THE PROBLEM:
Write out the data below in full, unchanged, minus the images.
-------- MATERIAL FOR THIS TASK
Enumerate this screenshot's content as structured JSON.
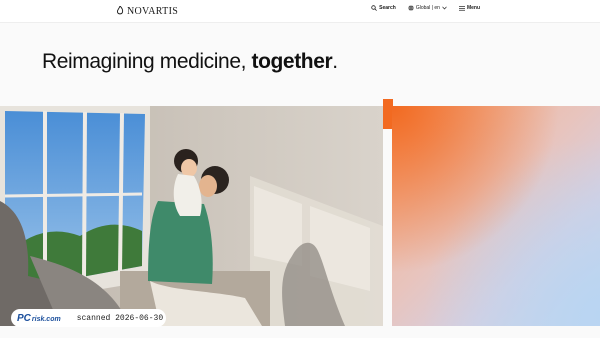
{
  "header": {
    "logo_text": "NOVARTIS",
    "search_label": "Search",
    "locale_label": "Global | en",
    "menu_label": "Menu"
  },
  "hero": {
    "headline_regular": "Reimagining medicine, ",
    "headline_bold": "together",
    "headline_end": "."
  },
  "watermark": {
    "pc": "PC",
    "risk": "risk.com",
    "scanned_text": "scanned 2026-06-30"
  },
  "colors": {
    "accent": "#f26a21",
    "brand_blue": "#1b4f9c"
  }
}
----------------
EXERCISE OUTPUT:
Enumerate this screenshot's content as structured JSON.
{
  "header": {
    "logo_text": "NOVARTIS",
    "search_label": "Search",
    "locale_label": "Global | en",
    "menu_label": "Menu"
  },
  "hero": {
    "headline_regular": "Reimagining medicine, ",
    "headline_bold": "together",
    "headline_end": "."
  },
  "watermark": {
    "pc": "PC",
    "risk": "risk.com",
    "scanned_text": "scanned 2026-06-30"
  },
  "colors": {
    "accent": "#f26a21",
    "brand_blue": "#1b4f9c"
  }
}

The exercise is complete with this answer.